Task directions: Repeat the lines below exactly as they appear, but leave out the images.

##### Provided entries #####

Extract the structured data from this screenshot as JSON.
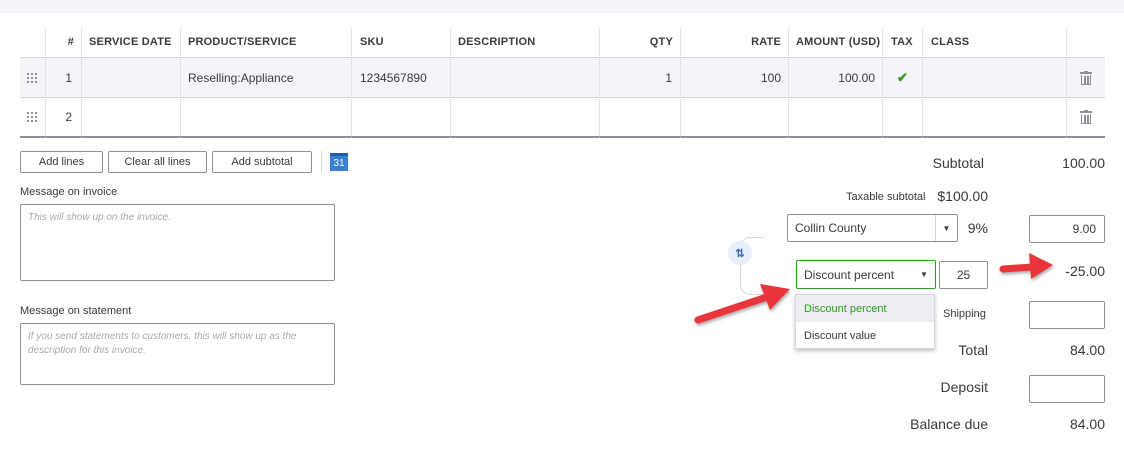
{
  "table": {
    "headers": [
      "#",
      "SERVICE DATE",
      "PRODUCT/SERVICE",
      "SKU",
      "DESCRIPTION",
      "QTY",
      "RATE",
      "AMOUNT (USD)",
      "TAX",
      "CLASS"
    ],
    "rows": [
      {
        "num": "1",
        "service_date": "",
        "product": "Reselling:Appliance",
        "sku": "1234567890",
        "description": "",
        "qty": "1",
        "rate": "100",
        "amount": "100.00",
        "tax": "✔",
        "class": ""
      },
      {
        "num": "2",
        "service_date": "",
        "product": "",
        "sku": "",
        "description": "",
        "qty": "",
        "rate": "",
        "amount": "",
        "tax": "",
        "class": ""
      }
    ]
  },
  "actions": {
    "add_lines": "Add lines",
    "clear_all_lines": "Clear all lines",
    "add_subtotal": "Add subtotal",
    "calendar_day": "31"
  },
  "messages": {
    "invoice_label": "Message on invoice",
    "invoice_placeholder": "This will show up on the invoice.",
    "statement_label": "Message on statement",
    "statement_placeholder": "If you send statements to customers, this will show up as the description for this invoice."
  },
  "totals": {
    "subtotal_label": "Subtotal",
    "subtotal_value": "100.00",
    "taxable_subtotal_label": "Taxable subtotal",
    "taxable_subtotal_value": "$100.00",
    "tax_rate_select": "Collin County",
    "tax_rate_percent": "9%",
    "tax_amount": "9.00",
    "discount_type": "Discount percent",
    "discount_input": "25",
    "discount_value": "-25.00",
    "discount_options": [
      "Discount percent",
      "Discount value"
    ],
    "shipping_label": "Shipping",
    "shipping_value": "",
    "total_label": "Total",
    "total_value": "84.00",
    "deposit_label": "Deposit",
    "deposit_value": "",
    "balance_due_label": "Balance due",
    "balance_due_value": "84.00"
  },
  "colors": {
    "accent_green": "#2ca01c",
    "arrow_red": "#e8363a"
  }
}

#####

Answer to this problem:
Extract the structured data from this screenshot as JSON.
{
  "table": {
    "headers": [
      "#",
      "SERVICE DATE",
      "PRODUCT/SERVICE",
      "SKU",
      "DESCRIPTION",
      "QTY",
      "RATE",
      "AMOUNT (USD)",
      "TAX",
      "CLASS"
    ],
    "rows": [
      {
        "num": "1",
        "service_date": "",
        "product": "Reselling:Appliance",
        "sku": "1234567890",
        "description": "",
        "qty": "1",
        "rate": "100",
        "amount": "100.00",
        "tax": "✔",
        "class": ""
      },
      {
        "num": "2",
        "service_date": "",
        "product": "",
        "sku": "",
        "description": "",
        "qty": "",
        "rate": "",
        "amount": "",
        "tax": "",
        "class": ""
      }
    ]
  },
  "actions": {
    "add_lines": "Add lines",
    "clear_all_lines": "Clear all lines",
    "add_subtotal": "Add subtotal",
    "calendar_day": "31"
  },
  "messages": {
    "invoice_label": "Message on invoice",
    "invoice_placeholder": "This will show up on the invoice.",
    "statement_label": "Message on statement",
    "statement_placeholder": "If you send statements to customers, this will show up as the description for this invoice."
  },
  "totals": {
    "subtotal_label": "Subtotal",
    "subtotal_value": "100.00",
    "taxable_subtotal_label": "Taxable subtotal",
    "taxable_subtotal_value": "$100.00",
    "tax_rate_select": "Collin County",
    "tax_rate_percent": "9%",
    "tax_amount": "9.00",
    "discount_type": "Discount percent",
    "discount_input": "25",
    "discount_value": "-25.00",
    "discount_options": [
      "Discount percent",
      "Discount value"
    ],
    "shipping_label": "Shipping",
    "shipping_value": "",
    "total_label": "Total",
    "total_value": "84.00",
    "deposit_label": "Deposit",
    "deposit_value": "",
    "balance_due_label": "Balance due",
    "balance_due_value": "84.00"
  },
  "colors": {
    "accent_green": "#2ca01c",
    "arrow_red": "#e8363a"
  }
}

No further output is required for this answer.